What needs to be done = Print out the material that follows word for word.

Collected data:
--------------------------------------------------
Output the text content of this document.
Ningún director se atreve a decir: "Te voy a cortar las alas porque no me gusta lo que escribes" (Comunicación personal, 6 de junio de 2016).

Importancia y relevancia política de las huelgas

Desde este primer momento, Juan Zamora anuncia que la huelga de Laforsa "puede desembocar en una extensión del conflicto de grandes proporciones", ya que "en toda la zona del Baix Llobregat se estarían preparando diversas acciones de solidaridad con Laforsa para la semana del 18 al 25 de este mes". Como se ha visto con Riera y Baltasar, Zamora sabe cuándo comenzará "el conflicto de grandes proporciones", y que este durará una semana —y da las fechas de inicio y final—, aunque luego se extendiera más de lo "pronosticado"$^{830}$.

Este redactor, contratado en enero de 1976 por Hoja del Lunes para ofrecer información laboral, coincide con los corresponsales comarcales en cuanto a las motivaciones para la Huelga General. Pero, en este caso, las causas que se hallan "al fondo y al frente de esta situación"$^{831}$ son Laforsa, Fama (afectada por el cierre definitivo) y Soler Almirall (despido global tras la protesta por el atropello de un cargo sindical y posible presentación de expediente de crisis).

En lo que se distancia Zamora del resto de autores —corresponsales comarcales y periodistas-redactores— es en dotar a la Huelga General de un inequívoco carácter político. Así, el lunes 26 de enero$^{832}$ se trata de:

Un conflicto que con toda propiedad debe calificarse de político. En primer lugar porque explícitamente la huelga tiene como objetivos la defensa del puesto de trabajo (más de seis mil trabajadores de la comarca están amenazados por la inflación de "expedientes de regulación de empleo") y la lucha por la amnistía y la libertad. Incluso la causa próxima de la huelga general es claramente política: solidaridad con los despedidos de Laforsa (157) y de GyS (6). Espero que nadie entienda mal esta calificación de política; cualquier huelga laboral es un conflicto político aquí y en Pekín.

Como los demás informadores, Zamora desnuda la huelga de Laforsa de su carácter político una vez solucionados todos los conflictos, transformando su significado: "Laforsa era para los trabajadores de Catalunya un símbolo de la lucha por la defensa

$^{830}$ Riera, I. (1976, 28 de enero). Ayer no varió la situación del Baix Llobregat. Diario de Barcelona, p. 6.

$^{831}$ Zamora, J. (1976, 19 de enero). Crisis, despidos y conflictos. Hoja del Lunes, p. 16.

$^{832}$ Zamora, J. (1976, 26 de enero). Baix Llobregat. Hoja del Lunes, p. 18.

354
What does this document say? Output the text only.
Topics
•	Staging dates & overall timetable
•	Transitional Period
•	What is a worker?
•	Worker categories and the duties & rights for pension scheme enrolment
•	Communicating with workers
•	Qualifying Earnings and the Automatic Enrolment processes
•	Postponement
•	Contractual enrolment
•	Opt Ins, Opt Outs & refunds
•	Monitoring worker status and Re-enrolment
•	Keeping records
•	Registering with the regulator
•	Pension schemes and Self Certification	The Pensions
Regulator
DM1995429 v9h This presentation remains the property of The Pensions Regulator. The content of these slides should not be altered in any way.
--------------------------------------------------
Written reply =
Output the text content of this document.
Ningún director se atreve a decir: "Te voy a cortar las alas porque no me gusta lo que escribes" (Comunicación personal, 6 de junio de 2016).

Importancia y relevancia política de las huelgas

Desde este primer momento, Juan Zamora anuncia que la huelga de Laforsa "puede desembocar en una extensión del conflicto de grandes proporciones", ya que "en toda la zona del Baix Llobregat se estarían preparando diversas acciones de solidaridad con Laforsa para la semana del 18 al 25 de este mes". Como se ha visto con Riera y Baltasar, Zamora sabe cuándo comenzará "el conflicto de grandes proporciones", y que este durará una semana —y da las fechas de inicio y final—, aunque luego se extendiera más de lo "pronosticado"$^{830}$.

Este redactor, contratado en enero de 1976 por Hoja del Lunes para ofrecer información laboral, coincide con los corresponsales comarcales en cuanto a las motivaciones para la Huelga General. Pero, en este caso, las causas que se hallan "al fondo y al frente de esta situación"$^{831}$ son Laforsa, Fama (afectada por el cierre definitivo) y Soler Almirall (despido global tras la protesta por el atropello de un cargo sindical y posible presentación de expediente de crisis).

En lo que se distancia Zamora del resto de autores —corresponsales comarcales y periodistas-redactores— es en dotar a la Huelga General de un inequívoco carácter político. Así, el lunes 26 de enero$^{832}$ se trata de:

Un conflicto que con toda propiedad debe calificarse de político. En primer lugar porque explícitamente la huelga tiene como objetivos la defensa del puesto de trabajo (más de seis mil trabajadores de la comarca están amenazados por la inflación de "expedientes de regulación de empleo") y la lucha por la amnistía y la libertad. Incluso la causa próxima de la huelga general es claramente política: solidaridad con los despedidos de Laforsa (157) y de GyS (6). Espero que nadie entienda mal esta calificación de política; cualquier huelga laboral es un conflicto político aquí y en Pekín.

Como los demás informadores, Zamora desnuda la huelga de Laforsa de su carácter político una vez solucionados todos los conflictos, transformando su significado: "Laforsa era para los trabajadores de Catalunya un símbolo de la lucha por la defensa

$^{830}$ Riera, I. (1976, 28 de enero). Ayer no varió la situación del Baix Llobregat. Diario de Barcelona, p. 6.

$^{831}$ Zamora, J. (1976, 19 de enero). Crisis, despidos y conflictos. Hoja del Lunes, p. 16.

$^{832}$ Zamora, J. (1976, 26 de enero). Baix Llobregat. Hoja del Lunes, p. 18.

354
What does this document say? Output the text only.
Topics
•	Staging dates & overall timetable
•	Transitional Period
•	What is a worker?
•	Worker categories and the duties & rights for pension scheme enrolment
•	Communicating with workers
•	Qualifying Earnings and the Automatic Enrolment processes
•	Postponement
•	Contractual enrolment
•	Opt Ins, Opt Outs & refunds
•	Monitoring worker status and Re-enrolment
•	Keeping records
•	Registering with the regulator
•	Pension schemes and Self Certification	The Pensions
Regulator
DM1995429 v9h This presentation remains the property of The Pensions Regulator. The content of these slides should not be altered in any way.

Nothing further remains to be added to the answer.